⟨
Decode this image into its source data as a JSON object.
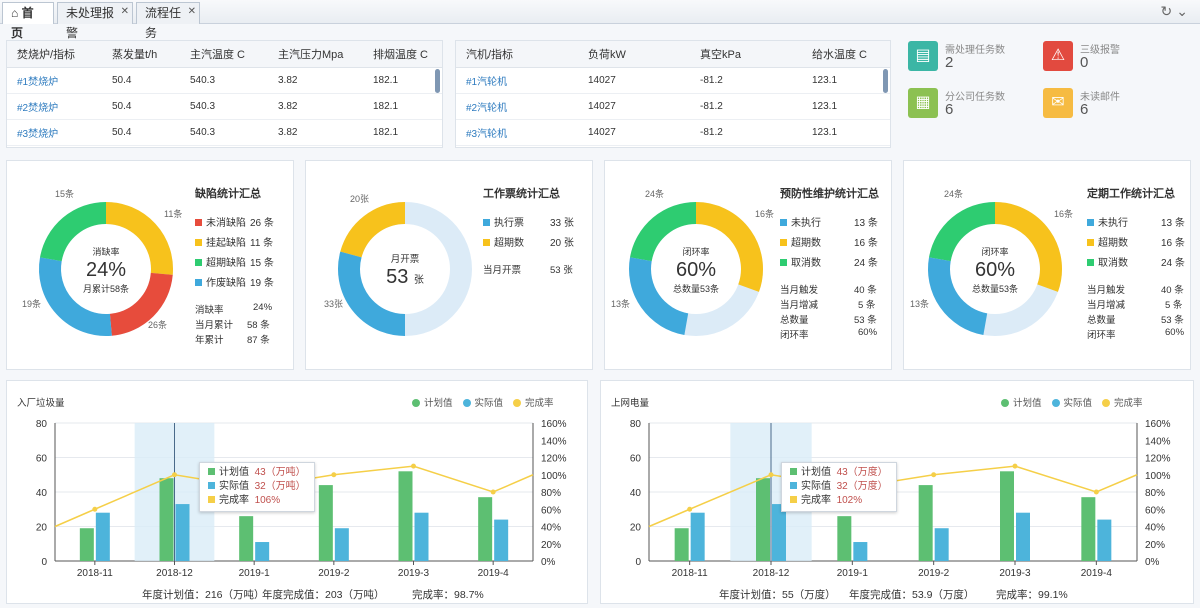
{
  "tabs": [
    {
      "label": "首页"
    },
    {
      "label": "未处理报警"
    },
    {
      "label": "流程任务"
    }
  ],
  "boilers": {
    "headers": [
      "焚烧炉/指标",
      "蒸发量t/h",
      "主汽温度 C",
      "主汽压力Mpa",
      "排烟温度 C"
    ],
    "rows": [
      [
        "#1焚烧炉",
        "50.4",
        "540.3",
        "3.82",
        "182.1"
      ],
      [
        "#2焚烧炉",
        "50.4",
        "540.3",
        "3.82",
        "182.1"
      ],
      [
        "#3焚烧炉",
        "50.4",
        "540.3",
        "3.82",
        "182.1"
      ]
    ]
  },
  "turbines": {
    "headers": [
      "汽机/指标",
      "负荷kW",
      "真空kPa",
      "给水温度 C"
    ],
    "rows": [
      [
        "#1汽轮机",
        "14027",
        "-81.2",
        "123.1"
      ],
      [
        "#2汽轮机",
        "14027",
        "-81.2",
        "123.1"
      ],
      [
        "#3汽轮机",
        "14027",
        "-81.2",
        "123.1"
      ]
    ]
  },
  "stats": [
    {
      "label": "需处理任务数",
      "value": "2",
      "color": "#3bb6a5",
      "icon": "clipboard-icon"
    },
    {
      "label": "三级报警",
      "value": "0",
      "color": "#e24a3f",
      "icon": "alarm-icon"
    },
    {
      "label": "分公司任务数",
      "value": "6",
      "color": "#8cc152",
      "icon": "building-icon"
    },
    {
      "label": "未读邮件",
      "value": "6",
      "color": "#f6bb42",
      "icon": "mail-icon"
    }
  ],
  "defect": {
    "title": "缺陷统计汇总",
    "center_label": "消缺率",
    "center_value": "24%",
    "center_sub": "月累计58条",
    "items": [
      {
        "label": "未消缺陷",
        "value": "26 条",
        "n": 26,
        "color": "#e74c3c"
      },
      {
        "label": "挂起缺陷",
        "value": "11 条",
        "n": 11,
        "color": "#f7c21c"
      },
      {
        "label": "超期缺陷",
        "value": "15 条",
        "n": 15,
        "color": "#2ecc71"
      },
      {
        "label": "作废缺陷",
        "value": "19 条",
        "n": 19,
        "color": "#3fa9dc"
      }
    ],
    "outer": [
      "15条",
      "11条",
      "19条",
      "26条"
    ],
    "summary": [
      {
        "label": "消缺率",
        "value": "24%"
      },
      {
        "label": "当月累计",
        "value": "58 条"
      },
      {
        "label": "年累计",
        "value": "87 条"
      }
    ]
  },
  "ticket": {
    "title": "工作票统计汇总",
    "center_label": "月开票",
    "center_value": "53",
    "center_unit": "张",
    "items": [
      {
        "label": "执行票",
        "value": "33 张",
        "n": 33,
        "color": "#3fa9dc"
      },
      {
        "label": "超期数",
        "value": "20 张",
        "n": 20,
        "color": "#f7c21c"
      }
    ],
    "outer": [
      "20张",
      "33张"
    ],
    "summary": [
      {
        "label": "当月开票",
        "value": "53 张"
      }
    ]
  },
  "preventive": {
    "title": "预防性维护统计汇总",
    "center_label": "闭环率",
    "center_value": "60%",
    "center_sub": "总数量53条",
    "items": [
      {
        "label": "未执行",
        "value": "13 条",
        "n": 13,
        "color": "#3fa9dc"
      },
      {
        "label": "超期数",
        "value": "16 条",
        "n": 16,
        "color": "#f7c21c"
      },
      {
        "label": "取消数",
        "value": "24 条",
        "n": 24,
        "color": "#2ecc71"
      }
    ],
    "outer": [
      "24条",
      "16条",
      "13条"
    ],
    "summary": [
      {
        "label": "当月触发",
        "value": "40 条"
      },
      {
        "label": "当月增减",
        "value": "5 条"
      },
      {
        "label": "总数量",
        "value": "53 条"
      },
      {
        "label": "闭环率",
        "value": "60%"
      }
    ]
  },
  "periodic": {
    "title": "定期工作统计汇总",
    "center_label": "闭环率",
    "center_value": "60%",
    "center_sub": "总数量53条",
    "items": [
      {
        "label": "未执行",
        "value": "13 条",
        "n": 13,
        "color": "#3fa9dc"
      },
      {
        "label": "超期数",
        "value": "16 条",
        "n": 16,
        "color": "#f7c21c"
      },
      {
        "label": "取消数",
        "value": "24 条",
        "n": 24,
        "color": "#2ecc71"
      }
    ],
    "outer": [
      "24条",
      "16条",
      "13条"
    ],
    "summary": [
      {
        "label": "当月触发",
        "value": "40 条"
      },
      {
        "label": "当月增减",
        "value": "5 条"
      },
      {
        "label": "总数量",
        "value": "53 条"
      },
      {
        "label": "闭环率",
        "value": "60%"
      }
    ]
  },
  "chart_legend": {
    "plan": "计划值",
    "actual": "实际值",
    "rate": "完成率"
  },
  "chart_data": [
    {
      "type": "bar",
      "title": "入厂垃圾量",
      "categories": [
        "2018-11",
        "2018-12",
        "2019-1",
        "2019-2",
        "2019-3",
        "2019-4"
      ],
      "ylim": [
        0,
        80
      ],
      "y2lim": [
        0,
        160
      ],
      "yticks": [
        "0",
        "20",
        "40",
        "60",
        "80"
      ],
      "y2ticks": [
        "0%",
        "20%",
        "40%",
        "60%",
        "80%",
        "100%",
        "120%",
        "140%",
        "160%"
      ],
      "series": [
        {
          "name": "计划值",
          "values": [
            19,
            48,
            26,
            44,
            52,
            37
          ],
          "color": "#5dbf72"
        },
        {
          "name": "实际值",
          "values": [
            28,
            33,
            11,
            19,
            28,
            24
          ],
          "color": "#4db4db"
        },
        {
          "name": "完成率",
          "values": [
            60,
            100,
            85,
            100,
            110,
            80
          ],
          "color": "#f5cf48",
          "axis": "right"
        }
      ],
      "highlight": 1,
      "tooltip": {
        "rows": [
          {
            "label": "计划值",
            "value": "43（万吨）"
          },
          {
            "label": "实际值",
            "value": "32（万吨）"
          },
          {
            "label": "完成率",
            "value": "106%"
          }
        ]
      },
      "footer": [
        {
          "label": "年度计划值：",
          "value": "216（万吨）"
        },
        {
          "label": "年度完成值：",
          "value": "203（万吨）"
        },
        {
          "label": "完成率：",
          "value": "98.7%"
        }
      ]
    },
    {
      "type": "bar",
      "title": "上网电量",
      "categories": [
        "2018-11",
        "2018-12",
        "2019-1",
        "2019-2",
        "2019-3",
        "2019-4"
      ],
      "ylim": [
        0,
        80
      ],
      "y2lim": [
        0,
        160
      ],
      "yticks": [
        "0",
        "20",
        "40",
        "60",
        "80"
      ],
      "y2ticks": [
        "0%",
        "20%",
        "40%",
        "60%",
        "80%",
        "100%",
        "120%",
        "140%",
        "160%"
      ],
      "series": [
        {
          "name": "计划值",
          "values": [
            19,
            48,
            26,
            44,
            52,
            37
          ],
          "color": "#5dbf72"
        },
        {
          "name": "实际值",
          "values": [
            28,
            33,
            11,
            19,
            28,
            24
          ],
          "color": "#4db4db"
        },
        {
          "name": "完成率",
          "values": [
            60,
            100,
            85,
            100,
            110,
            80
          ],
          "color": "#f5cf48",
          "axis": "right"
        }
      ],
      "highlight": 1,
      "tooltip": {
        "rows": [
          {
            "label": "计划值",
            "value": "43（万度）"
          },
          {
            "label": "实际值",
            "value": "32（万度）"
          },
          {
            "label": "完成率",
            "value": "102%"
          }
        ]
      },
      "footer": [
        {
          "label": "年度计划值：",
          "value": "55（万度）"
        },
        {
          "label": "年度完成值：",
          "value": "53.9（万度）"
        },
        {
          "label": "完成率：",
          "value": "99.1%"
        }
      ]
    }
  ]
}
⟩
⟨
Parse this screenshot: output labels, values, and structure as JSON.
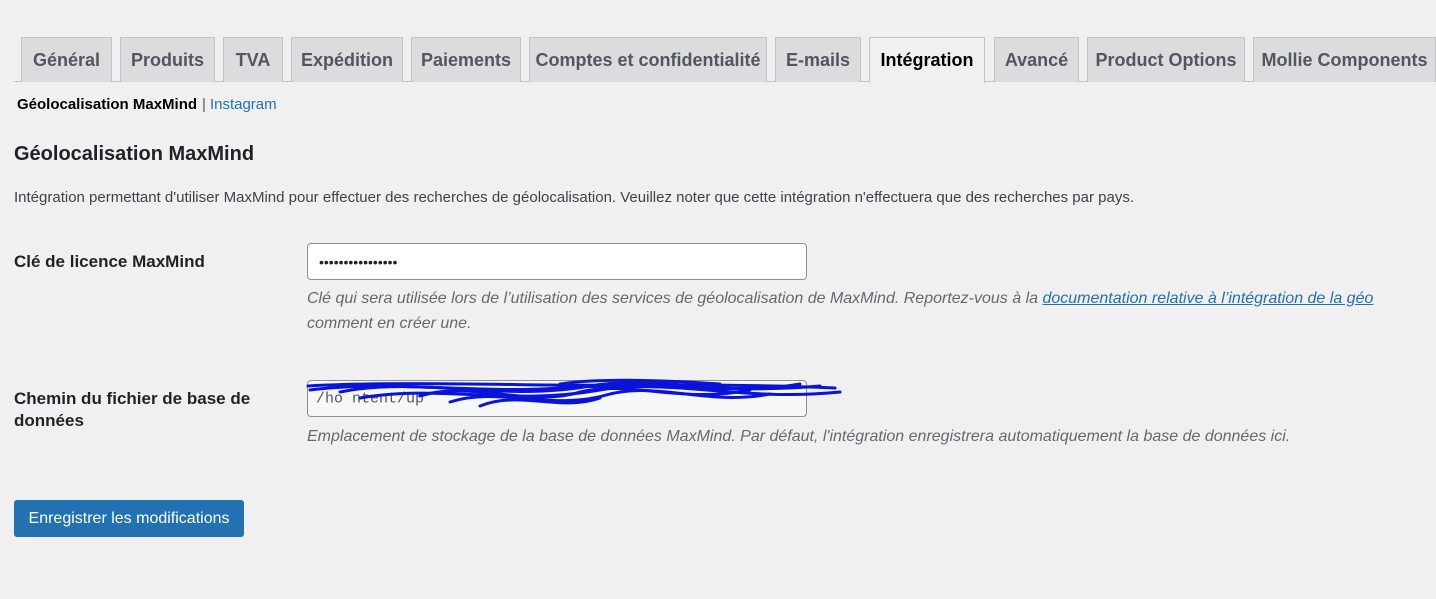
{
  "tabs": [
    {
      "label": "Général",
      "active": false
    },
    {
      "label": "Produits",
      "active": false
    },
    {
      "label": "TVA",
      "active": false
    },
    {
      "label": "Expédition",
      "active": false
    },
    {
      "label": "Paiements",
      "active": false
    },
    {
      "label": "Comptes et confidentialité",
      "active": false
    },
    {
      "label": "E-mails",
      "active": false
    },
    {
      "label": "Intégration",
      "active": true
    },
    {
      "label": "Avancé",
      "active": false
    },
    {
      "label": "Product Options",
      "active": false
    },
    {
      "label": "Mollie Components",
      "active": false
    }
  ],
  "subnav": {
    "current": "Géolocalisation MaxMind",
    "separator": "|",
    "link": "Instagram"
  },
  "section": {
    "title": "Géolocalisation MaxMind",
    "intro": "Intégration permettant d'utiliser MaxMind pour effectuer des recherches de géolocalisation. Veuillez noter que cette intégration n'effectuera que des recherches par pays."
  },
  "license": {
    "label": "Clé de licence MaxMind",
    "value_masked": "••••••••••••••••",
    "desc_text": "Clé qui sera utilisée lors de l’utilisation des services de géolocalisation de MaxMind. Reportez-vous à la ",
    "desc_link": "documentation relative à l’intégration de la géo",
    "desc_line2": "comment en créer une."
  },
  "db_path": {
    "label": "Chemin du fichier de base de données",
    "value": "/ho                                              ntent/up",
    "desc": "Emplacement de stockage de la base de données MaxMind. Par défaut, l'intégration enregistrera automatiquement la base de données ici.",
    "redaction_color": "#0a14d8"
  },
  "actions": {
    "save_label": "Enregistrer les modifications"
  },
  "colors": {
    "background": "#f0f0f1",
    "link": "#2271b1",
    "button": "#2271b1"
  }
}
⟩
⟨
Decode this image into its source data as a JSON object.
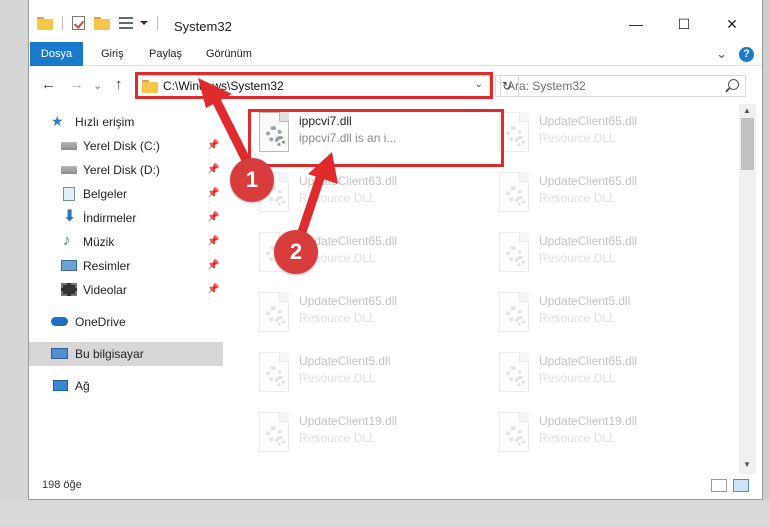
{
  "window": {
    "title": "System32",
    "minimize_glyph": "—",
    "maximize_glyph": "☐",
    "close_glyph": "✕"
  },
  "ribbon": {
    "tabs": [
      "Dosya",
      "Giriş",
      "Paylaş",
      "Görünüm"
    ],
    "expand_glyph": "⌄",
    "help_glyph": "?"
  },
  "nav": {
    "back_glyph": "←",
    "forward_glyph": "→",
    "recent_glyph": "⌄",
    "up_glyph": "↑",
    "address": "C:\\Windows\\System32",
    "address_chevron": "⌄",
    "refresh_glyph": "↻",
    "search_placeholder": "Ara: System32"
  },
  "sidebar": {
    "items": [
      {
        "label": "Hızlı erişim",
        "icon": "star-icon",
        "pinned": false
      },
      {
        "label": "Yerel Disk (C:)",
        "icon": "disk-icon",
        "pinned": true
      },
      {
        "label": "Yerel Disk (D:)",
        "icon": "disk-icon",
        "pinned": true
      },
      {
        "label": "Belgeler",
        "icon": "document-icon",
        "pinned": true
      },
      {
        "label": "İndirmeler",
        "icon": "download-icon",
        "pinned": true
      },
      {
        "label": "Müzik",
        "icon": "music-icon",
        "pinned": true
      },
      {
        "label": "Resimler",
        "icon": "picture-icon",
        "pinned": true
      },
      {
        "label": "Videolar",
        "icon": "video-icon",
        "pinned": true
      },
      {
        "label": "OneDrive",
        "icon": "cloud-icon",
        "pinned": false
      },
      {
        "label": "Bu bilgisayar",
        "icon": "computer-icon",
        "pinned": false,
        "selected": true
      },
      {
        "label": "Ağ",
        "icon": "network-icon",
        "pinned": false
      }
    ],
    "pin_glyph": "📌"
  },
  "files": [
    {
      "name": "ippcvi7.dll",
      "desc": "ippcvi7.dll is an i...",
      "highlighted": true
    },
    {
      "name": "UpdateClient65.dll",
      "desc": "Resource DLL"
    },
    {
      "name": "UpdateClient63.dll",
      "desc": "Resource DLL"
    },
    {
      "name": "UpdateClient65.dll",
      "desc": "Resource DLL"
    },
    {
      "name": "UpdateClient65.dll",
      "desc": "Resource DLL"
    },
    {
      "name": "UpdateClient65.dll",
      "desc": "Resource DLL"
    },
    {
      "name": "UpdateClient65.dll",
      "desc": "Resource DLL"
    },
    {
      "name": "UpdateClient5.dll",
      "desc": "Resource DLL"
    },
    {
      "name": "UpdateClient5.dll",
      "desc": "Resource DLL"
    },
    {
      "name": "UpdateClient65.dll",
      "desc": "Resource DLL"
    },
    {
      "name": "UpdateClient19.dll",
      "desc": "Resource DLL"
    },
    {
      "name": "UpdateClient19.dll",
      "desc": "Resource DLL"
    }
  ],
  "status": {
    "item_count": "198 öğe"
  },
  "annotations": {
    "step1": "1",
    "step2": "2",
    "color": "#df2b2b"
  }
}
⟩
YOUR GOAL ▸ Scan the material above. Extract every line in which the word "MaxMind" occurs.

EXERCISE RESPONSE ▸
    "current": "Géolocalisation MaxMind",
    "title": "Géolocalisation MaxMind",
    "intro": "Intégration permettant d'utiliser MaxMind pour effectuer des recherches de géolocalisation. Veuillez noter que cette intégration n'effectuera que des recherches par pays."
    "label": "Clé de licence MaxMind",
    "desc_text": "Clé qui sera utilisée lors de l’utilisation des services de géolocalisation de MaxMind. Reportez-vous à la ",
    "desc": "Emplacement de stockage de la base de données MaxMind. Par défaut, l'intégration enregistrera automatiquement la base de données ici.",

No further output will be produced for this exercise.